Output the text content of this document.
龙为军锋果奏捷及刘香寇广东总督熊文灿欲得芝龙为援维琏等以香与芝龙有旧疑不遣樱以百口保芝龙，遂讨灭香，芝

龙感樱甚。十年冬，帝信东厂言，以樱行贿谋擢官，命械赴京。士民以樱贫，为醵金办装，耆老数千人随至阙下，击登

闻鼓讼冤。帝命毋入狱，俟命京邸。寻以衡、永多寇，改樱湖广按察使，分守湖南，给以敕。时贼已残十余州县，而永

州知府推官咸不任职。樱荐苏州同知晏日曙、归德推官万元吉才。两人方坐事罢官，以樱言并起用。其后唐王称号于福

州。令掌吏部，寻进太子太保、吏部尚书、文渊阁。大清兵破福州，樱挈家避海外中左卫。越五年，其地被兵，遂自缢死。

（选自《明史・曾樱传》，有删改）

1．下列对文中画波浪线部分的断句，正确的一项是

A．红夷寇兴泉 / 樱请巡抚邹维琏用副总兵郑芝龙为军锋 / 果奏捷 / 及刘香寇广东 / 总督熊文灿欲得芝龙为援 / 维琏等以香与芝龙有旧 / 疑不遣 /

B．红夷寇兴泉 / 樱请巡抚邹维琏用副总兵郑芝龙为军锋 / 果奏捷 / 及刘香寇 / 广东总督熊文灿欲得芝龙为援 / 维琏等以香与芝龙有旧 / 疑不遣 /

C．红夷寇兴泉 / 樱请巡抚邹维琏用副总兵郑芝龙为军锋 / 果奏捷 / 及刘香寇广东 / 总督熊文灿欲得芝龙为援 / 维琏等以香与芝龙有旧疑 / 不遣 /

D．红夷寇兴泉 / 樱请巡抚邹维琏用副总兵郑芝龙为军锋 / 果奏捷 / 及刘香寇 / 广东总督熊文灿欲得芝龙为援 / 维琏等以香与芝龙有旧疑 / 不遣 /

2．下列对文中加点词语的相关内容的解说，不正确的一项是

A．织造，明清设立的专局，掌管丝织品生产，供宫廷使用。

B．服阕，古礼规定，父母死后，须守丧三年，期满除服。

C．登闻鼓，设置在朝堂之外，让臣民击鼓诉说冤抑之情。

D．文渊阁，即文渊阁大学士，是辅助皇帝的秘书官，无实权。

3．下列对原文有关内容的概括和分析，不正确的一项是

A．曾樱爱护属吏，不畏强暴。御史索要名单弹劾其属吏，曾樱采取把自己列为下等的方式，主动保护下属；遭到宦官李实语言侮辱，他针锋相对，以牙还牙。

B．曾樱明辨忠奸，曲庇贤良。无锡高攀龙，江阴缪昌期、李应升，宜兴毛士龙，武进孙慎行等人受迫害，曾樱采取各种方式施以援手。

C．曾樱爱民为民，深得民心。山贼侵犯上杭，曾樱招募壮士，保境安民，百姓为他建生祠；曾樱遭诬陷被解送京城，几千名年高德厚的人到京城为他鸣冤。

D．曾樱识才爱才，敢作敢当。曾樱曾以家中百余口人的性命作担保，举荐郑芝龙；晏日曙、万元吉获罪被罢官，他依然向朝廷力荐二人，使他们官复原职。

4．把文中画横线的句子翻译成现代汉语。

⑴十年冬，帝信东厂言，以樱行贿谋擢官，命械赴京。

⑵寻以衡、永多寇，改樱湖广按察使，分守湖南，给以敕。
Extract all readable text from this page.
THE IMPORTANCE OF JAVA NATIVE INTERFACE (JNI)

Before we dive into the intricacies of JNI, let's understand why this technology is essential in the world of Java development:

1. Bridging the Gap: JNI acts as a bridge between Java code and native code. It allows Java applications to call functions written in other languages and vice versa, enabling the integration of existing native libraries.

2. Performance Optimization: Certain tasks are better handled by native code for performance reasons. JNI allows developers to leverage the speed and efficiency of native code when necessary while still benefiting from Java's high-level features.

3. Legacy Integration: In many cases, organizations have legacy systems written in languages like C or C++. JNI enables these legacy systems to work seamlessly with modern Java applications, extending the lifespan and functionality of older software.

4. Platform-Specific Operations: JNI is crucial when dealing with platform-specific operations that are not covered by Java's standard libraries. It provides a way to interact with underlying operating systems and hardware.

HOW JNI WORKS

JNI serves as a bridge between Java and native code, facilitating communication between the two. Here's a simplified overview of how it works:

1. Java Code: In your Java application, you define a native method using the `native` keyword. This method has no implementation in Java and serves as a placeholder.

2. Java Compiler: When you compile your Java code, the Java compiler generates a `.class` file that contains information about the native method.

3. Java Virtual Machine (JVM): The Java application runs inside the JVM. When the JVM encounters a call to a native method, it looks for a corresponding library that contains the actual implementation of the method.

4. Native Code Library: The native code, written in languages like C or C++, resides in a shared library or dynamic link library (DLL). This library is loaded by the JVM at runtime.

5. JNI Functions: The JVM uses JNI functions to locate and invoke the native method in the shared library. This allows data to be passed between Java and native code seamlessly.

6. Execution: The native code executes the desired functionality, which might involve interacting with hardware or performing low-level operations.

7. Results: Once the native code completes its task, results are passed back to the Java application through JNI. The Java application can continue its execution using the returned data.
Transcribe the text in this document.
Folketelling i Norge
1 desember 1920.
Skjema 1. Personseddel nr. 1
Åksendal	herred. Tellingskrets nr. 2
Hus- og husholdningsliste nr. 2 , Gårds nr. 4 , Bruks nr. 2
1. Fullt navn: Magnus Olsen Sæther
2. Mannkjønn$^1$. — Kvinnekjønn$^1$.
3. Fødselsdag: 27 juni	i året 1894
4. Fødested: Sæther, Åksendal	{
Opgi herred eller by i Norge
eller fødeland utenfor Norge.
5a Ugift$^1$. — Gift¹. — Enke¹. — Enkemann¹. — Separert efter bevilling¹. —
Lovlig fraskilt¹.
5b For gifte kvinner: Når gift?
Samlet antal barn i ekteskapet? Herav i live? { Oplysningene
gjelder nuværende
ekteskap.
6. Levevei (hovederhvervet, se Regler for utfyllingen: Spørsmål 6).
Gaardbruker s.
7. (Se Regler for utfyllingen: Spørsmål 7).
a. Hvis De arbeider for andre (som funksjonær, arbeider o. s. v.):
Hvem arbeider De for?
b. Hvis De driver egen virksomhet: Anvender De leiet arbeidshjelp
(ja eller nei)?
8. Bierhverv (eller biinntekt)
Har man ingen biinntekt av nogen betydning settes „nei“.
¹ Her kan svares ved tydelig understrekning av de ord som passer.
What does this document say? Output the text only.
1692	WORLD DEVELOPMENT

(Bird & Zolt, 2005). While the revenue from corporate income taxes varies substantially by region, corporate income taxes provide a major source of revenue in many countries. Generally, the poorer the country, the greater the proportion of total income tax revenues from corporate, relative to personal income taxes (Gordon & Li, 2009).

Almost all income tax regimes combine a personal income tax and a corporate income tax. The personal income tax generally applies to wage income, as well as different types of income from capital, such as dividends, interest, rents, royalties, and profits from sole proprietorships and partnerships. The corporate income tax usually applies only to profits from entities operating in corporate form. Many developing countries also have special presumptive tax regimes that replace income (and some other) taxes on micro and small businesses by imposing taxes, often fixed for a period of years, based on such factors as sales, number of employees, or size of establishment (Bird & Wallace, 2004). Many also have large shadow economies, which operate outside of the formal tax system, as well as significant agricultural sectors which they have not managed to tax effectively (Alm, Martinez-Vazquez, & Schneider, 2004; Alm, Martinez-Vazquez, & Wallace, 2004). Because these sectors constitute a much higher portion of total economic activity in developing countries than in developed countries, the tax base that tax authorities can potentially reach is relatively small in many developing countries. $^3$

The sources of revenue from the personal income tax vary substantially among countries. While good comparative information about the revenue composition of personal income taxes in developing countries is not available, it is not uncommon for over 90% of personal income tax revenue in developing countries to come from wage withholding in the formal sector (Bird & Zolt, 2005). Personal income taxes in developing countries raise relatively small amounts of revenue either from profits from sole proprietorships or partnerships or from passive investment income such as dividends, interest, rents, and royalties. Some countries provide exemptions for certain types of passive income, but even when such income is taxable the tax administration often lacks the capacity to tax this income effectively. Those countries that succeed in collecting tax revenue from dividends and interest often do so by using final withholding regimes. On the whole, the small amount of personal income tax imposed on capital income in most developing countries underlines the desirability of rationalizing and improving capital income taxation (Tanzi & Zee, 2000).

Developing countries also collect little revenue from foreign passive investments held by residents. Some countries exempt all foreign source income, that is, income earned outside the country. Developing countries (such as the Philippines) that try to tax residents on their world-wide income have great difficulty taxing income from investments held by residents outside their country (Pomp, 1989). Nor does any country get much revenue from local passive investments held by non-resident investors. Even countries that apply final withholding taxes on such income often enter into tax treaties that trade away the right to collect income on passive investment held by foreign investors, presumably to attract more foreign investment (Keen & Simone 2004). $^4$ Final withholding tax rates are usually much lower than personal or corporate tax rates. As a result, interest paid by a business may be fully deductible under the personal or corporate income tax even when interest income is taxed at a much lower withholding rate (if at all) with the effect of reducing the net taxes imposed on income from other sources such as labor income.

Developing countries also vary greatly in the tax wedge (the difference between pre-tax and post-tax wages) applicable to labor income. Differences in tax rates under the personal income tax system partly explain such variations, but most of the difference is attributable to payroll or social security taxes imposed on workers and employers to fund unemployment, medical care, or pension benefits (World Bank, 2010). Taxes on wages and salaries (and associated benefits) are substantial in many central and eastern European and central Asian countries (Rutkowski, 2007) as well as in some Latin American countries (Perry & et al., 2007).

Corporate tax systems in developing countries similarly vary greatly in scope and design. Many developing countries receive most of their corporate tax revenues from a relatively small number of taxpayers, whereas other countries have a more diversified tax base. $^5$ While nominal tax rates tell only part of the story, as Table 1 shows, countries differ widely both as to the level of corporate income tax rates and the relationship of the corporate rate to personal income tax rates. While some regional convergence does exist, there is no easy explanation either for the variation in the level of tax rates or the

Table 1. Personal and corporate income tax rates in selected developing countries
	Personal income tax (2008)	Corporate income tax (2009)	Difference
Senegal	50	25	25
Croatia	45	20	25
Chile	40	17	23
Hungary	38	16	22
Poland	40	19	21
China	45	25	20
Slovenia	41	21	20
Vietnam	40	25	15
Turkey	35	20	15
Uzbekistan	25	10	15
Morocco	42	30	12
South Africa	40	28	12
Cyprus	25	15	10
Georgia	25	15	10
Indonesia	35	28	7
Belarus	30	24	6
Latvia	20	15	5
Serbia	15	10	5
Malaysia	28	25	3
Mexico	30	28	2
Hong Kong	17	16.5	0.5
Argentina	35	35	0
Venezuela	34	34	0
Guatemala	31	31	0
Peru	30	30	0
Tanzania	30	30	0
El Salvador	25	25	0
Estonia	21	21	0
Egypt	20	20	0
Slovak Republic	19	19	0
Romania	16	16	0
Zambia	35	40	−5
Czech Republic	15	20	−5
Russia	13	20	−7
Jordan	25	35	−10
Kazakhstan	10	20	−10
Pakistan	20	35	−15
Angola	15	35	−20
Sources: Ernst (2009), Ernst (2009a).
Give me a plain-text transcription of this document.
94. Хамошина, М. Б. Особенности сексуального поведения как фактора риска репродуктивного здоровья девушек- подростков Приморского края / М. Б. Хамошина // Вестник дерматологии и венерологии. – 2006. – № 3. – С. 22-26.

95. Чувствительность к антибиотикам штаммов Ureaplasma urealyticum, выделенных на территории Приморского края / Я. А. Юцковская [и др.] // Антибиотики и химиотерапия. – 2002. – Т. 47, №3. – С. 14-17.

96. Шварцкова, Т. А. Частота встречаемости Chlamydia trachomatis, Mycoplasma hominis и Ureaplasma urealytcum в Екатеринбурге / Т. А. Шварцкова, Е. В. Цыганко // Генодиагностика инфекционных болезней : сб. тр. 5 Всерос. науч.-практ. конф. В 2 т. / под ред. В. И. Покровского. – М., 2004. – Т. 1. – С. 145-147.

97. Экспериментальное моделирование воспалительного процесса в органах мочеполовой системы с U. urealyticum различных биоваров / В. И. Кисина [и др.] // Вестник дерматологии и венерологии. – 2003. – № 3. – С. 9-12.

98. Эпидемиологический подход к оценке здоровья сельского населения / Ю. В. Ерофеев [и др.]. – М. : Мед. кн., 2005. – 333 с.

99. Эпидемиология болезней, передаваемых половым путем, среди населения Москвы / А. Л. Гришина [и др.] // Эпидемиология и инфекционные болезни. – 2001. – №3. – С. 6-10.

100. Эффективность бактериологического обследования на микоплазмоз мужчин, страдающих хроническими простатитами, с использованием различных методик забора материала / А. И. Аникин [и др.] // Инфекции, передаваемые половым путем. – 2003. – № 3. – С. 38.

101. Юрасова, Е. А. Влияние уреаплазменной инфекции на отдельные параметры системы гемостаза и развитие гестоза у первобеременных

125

* [Task directions]
Copy out every line from the records that has the word "Regler".

* [In response]
6. Levevei (hovederhvervet, se Regler for utfyllingen: Spørsmål 6).
7. (Se Regler for utfyllingen: Spørsmål 7).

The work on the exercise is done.